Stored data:
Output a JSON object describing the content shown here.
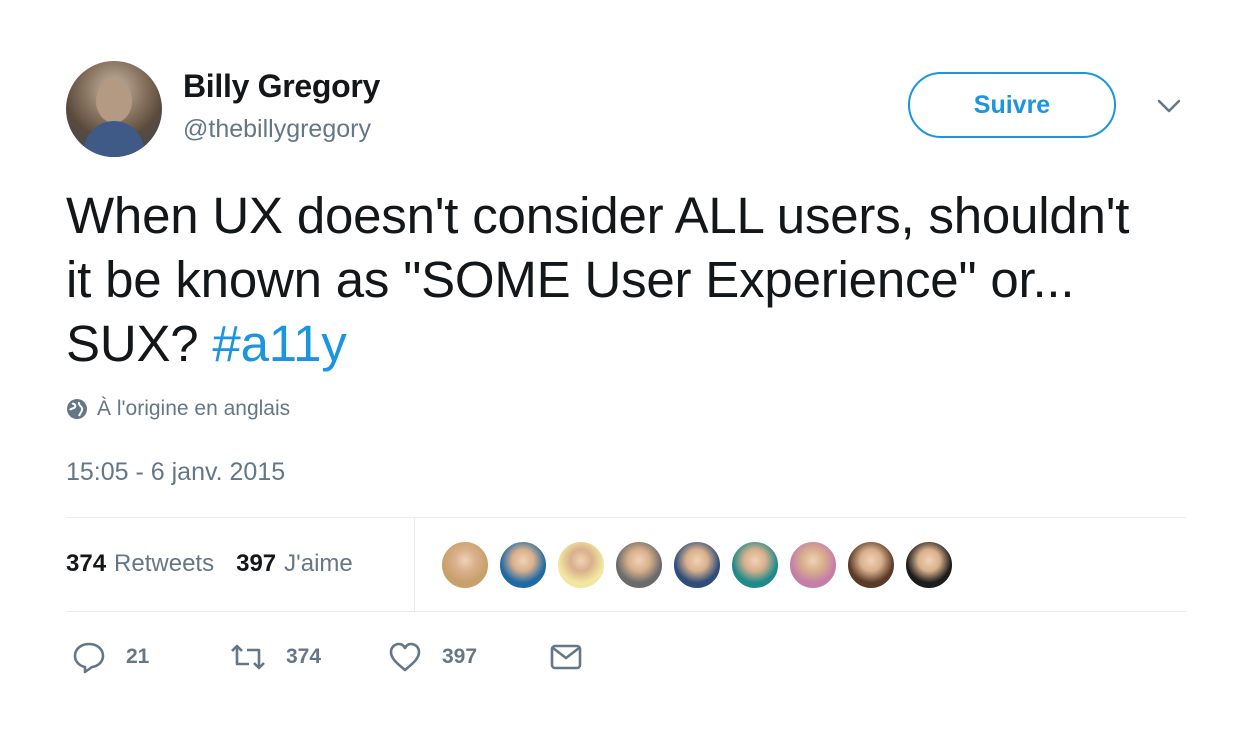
{
  "author": {
    "name": "Billy Gregory",
    "handle": "@thebillygregory"
  },
  "follow_label": "Suivre",
  "tweet": {
    "text": "When UX doesn't consider ALL users, shouldn't it be known as \"SOME User Experience\" or... SUX?",
    "hashtag": "#a11y",
    "original_language": "À l'origine en anglais",
    "timestamp": "15:05 - 6 janv. 2015"
  },
  "stats": {
    "retweets_count": "374",
    "retweets_label": "Retweets",
    "likes_count": "397",
    "likes_label": "J'aime"
  },
  "liker_avatars": [
    {
      "icon": "pixel-art-avatar",
      "bg": "#c8a06a"
    },
    {
      "icon": "glasses-bowtie-avatar",
      "bg": "#1f6aa5"
    },
    {
      "icon": "cartoon-face-avatar",
      "bg": "#f2e6a0"
    },
    {
      "icon": "photo-avatar",
      "bg": "#6b6b6b"
    },
    {
      "icon": "photo-avatar",
      "bg": "#2e4d7a"
    },
    {
      "icon": "photo-avatar",
      "bg": "#1f8a8a"
    },
    {
      "icon": "photo-avatar",
      "bg": "#c47fa8"
    },
    {
      "icon": "photo-avatar",
      "bg": "#5a3a28"
    },
    {
      "icon": "photo-avatar",
      "bg": "#1c1c1c"
    }
  ],
  "actions": {
    "replies": "21",
    "retweets": "374",
    "likes": "397"
  },
  "colors": {
    "accent": "#1b95e0",
    "secondary_text": "#657786",
    "primary_text": "#14171a"
  }
}
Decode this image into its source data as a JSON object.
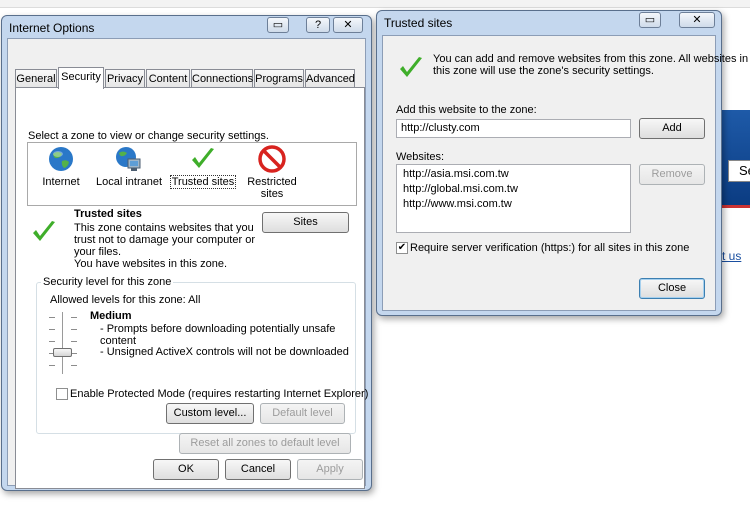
{
  "background": {
    "box_text": "Se",
    "link_text": "ct us"
  },
  "internet_options": {
    "title": "Internet Options",
    "tabs": [
      {
        "label": "General"
      },
      {
        "label": "Security"
      },
      {
        "label": "Privacy"
      },
      {
        "label": "Content"
      },
      {
        "label": "Connections"
      },
      {
        "label": "Programs"
      },
      {
        "label": "Advanced"
      }
    ],
    "active_tab": "Security",
    "zone_prompt": "Select a zone to view or change security settings.",
    "zones": [
      {
        "label": "Internet",
        "icon": "globe-icon"
      },
      {
        "label": "Local intranet",
        "icon": "intranet-icon"
      },
      {
        "label": "Trusted sites",
        "icon": "checkmark-icon"
      },
      {
        "label": "Restricted",
        "label2": "sites",
        "icon": "restricted-icon"
      }
    ],
    "zone_title": "Trusted sites",
    "zone_desc_lines": [
      "This zone contains websites that you",
      "trust not to damage your computer or",
      "your files.",
      "You have websites in this zone."
    ],
    "sites_button": "Sites",
    "security_level_group": "Security level for this zone",
    "allowed_levels": "Allowed levels for this zone: All",
    "level_name": "Medium",
    "level_desc_lines": [
      "- Prompts before downloading potentially unsafe",
      "content",
      "- Unsigned ActiveX controls will not be downloaded"
    ],
    "protected_mode_label": "Enable Protected Mode (requires restarting Internet Explorer)",
    "protected_mode_checked": false,
    "custom_level_button": "Custom level...",
    "default_level_button": "Default level",
    "reset_all_button": "Reset all zones to default level",
    "ok_button": "OK",
    "cancel_button": "Cancel",
    "apply_button": "Apply"
  },
  "trusted_sites": {
    "title": "Trusted sites",
    "info_lines": [
      "You can add and remove websites from this zone. All websites in",
      "this zone will use the zone's security settings."
    ],
    "add_label": "Add this website to the zone:",
    "add_value": "http://clusty.com",
    "add_button": "Add",
    "websites_label": "Websites:",
    "websites": [
      "http://asia.msi.com.tw",
      "http://global.msi.com.tw",
      "http://www.msi.com.tw"
    ],
    "remove_button": "Remove",
    "require_https_label": "Require server verification (https:) for all sites in this zone",
    "require_https_checked": true,
    "close_button": "Close"
  },
  "colors": {
    "titlebar": "#c4d7ee",
    "check_green": "#3fae2a",
    "restricted_red": "#d8231f",
    "globe_blue": "#2a78c8"
  }
}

§ **THE PROBLEM**
In the listing, find every line with the word "object" and state how many there are, nothing more.

§ **REPLY TO THE TASK**
2